What this task involves:
Copy every line that contains the string "innen" from the entries below.

Collection entries:
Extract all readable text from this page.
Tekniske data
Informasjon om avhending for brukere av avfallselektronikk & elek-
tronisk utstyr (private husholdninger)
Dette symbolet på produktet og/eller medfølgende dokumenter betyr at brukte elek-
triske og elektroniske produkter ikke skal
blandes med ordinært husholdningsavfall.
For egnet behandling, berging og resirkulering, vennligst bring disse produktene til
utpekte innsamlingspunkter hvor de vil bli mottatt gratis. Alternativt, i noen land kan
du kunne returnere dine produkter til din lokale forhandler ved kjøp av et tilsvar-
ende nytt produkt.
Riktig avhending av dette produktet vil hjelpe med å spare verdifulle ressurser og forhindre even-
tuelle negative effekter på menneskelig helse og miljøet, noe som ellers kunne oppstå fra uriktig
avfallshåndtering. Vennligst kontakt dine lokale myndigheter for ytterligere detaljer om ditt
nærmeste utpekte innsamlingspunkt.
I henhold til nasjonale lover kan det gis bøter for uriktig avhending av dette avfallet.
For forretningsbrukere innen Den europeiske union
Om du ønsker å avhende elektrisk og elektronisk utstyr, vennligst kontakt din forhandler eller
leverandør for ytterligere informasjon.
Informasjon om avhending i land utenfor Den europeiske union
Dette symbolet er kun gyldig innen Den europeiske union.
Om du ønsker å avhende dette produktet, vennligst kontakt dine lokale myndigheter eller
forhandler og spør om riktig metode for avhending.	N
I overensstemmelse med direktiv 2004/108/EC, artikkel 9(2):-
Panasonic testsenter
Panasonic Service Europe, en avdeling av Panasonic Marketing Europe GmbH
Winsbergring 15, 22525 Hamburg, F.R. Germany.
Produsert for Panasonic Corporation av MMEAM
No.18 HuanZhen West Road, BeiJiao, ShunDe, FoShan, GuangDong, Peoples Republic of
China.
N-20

Task result:
For forretningsbrukere innen Den europeiske union
Dette symbolet er kun gyldig innen Den europeiske union.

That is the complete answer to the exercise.